> **What you should do**: Leave out the pictures and repeat the rest of the material exactly.

> **Provided information**:

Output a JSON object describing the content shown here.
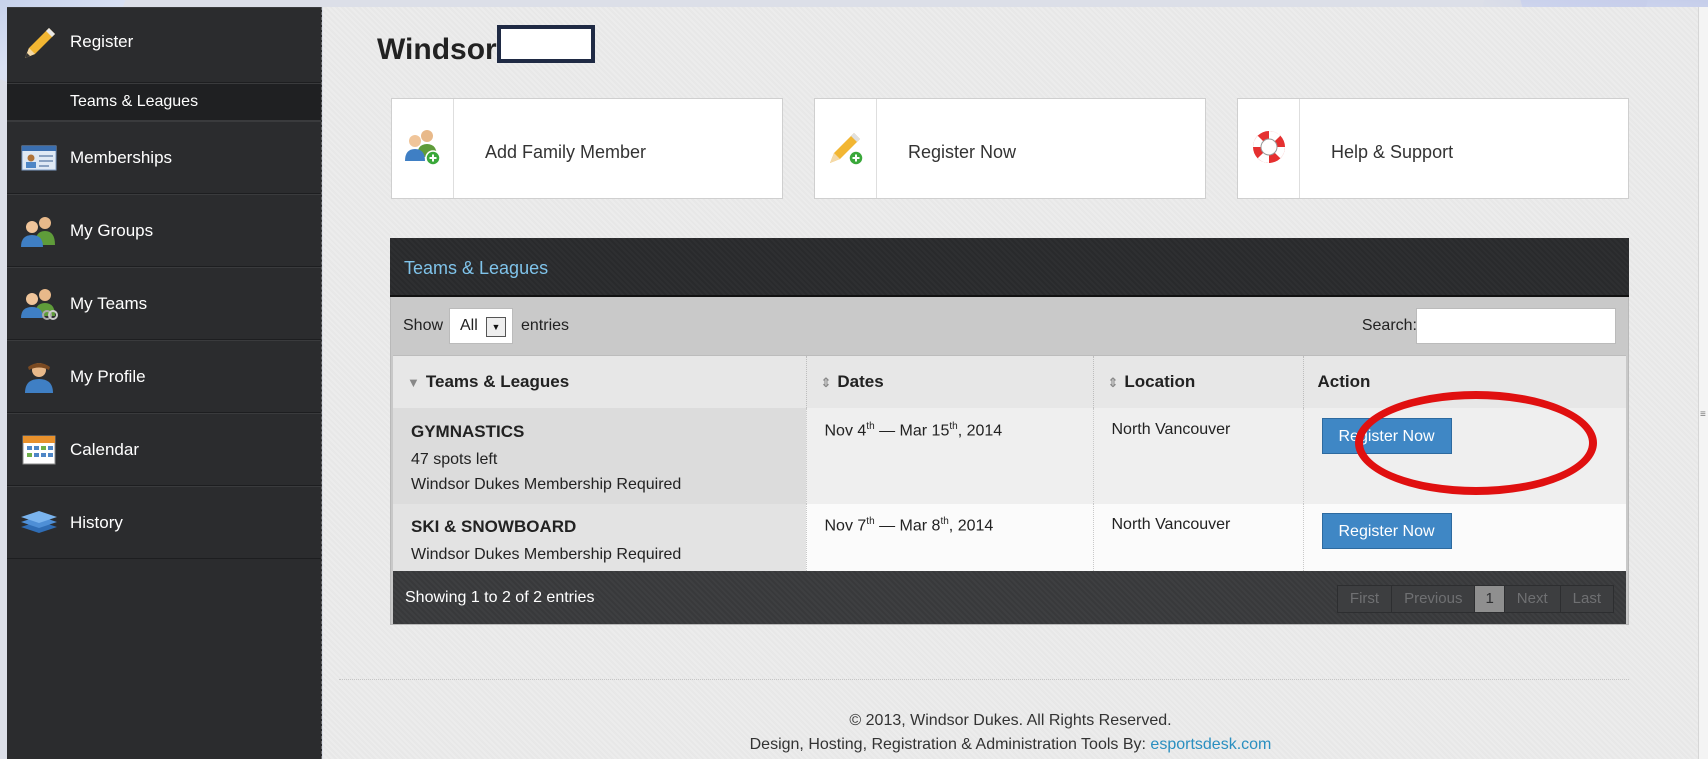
{
  "sidebar": {
    "items": [
      {
        "label": "Register",
        "icon": "pencil-icon"
      },
      {
        "label": "Teams & Leagues"
      },
      {
        "label": "Memberships",
        "icon": "id-card-icon"
      },
      {
        "label": "My Groups",
        "icon": "group-icon"
      },
      {
        "label": "My Teams",
        "icon": "team-icon"
      },
      {
        "label": "My Profile",
        "icon": "user-icon"
      },
      {
        "label": "Calendar",
        "icon": "calendar-icon"
      },
      {
        "label": "History",
        "icon": "layers-icon"
      }
    ]
  },
  "header": {
    "title": "Windsor"
  },
  "quick_actions": [
    {
      "label": "Add Family Member",
      "icon": "add-user-icon"
    },
    {
      "label": "Register Now",
      "icon": "pencil-add-icon"
    },
    {
      "label": "Help & Support",
      "icon": "lifebuoy-icon"
    }
  ],
  "panel": {
    "title": "Teams & Leagues",
    "show_label": "Show",
    "show_value": "All",
    "entries_label": "entries",
    "search_label": "Search:",
    "search_value": "",
    "columns": [
      "Teams & Leagues",
      "Dates",
      "Location",
      "Action"
    ],
    "rows": [
      {
        "name": "GYMNASTICS",
        "spots": "47 spots left",
        "requirement": "Windsor Dukes Membership Required",
        "date_start_month": "Nov 4",
        "date_start_sup": "th",
        "date_sep": "—",
        "date_end_month": "Mar 15",
        "date_end_sup": "th",
        "date_year": ", 2014",
        "location": "North Vancouver",
        "action": "Register Now"
      },
      {
        "name": "SKI & SNOWBOARD",
        "requirement": "Windsor Dukes Membership Required",
        "date_start_month": "Nov 7",
        "date_start_sup": "th",
        "date_sep": "—",
        "date_end_month": "Mar 8",
        "date_end_sup": "th",
        "date_year": ", 2014",
        "location": "North Vancouver",
        "action": "Register Now"
      }
    ],
    "showing": "Showing 1 to 2 of 2 entries",
    "pager": {
      "first": "First",
      "previous": "Previous",
      "current": "1",
      "next": "Next",
      "last": "Last"
    }
  },
  "footer": {
    "copyright": "© 2013, Windsor Dukes. All Rights Reserved.",
    "credit": "Design, Hosting, Registration & Administration Tools By:",
    "credit_link": "esportsdesk.com"
  },
  "colors": {
    "sidebar_bg": "#2b2c2e",
    "panel_title": "#7fc3ea",
    "button_blue": "#3f87c5",
    "annotation_red": "#e01010",
    "link": "#2a8fc0"
  }
}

> **Result**:
Output a JSON object describing the content shown here.
{
  "sidebar": {
    "items": [
      {
        "label": "Register",
        "icon": "pencil-icon"
      },
      {
        "label": "Teams & Leagues"
      },
      {
        "label": "Memberships",
        "icon": "id-card-icon"
      },
      {
        "label": "My Groups",
        "icon": "group-icon"
      },
      {
        "label": "My Teams",
        "icon": "team-icon"
      },
      {
        "label": "My Profile",
        "icon": "user-icon"
      },
      {
        "label": "Calendar",
        "icon": "calendar-icon"
      },
      {
        "label": "History",
        "icon": "layers-icon"
      }
    ]
  },
  "header": {
    "title": "Windsor"
  },
  "quick_actions": [
    {
      "label": "Add Family Member",
      "icon": "add-user-icon"
    },
    {
      "label": "Register Now",
      "icon": "pencil-add-icon"
    },
    {
      "label": "Help & Support",
      "icon": "lifebuoy-icon"
    }
  ],
  "panel": {
    "title": "Teams & Leagues",
    "show_label": "Show",
    "show_value": "All",
    "entries_label": "entries",
    "search_label": "Search:",
    "search_value": "",
    "columns": [
      "Teams & Leagues",
      "Dates",
      "Location",
      "Action"
    ],
    "rows": [
      {
        "name": "GYMNASTICS",
        "spots": "47 spots left",
        "requirement": "Windsor Dukes Membership Required",
        "date_start_month": "Nov 4",
        "date_start_sup": "th",
        "date_sep": "—",
        "date_end_month": "Mar 15",
        "date_end_sup": "th",
        "date_year": ", 2014",
        "location": "North Vancouver",
        "action": "Register Now"
      },
      {
        "name": "SKI & SNOWBOARD",
        "requirement": "Windsor Dukes Membership Required",
        "date_start_month": "Nov 7",
        "date_start_sup": "th",
        "date_sep": "—",
        "date_end_month": "Mar 8",
        "date_end_sup": "th",
        "date_year": ", 2014",
        "location": "North Vancouver",
        "action": "Register Now"
      }
    ],
    "showing": "Showing 1 to 2 of 2 entries",
    "pager": {
      "first": "First",
      "previous": "Previous",
      "current": "1",
      "next": "Next",
      "last": "Last"
    }
  },
  "footer": {
    "copyright": "© 2013, Windsor Dukes. All Rights Reserved.",
    "credit": "Design, Hosting, Registration & Administration Tools By:",
    "credit_link": "esportsdesk.com"
  },
  "colors": {
    "sidebar_bg": "#2b2c2e",
    "panel_title": "#7fc3ea",
    "button_blue": "#3f87c5",
    "annotation_red": "#e01010",
    "link": "#2a8fc0"
  }
}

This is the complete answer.